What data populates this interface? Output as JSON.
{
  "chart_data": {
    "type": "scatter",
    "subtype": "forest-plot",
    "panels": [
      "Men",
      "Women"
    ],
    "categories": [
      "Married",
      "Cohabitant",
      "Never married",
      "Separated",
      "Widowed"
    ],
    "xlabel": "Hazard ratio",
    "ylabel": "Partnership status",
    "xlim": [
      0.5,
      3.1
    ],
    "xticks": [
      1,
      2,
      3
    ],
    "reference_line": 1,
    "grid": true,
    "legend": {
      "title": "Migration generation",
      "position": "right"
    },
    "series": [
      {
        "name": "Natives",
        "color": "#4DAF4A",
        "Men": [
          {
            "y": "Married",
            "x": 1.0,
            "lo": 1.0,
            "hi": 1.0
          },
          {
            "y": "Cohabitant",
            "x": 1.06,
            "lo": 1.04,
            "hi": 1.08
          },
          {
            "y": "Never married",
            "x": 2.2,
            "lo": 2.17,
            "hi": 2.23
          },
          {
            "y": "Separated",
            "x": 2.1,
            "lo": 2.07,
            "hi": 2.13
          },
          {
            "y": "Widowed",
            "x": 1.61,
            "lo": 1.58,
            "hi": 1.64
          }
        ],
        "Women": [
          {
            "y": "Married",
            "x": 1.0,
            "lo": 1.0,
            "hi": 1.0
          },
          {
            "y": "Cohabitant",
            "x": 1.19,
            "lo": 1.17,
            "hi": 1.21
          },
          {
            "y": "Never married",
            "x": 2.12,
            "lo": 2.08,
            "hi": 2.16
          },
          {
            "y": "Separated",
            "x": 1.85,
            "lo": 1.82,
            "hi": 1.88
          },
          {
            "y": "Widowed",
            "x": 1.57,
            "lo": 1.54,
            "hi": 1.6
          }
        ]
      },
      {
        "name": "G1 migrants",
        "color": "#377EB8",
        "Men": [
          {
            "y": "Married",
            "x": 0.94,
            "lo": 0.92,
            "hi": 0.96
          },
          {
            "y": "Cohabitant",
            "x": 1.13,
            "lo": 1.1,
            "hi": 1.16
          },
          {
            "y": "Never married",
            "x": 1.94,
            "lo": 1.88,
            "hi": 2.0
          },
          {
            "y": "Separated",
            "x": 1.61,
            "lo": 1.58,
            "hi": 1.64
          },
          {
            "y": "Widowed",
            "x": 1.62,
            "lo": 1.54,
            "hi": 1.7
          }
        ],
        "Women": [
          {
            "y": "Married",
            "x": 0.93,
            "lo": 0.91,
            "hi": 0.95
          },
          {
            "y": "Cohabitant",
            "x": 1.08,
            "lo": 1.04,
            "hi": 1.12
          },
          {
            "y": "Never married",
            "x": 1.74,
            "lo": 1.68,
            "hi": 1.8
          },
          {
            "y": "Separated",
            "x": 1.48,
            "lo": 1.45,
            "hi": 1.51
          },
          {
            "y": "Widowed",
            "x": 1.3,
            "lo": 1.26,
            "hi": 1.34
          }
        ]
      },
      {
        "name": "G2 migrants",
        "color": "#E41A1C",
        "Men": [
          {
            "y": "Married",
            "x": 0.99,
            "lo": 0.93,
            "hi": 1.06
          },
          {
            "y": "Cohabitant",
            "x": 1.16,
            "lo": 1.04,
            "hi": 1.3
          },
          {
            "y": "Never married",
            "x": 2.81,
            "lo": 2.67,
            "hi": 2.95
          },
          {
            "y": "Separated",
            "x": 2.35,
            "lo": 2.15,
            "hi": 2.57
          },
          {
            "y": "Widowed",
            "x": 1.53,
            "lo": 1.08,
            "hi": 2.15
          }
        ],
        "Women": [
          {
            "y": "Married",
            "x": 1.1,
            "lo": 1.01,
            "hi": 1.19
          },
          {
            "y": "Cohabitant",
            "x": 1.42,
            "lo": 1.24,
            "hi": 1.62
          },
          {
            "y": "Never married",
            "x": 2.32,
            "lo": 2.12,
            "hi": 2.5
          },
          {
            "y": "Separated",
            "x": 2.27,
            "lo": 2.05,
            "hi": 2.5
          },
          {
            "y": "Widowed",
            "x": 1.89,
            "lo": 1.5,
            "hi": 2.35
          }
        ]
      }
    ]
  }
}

Goal » Only a number is wanted: how many lines of the material include the word "color".

Finished task » 3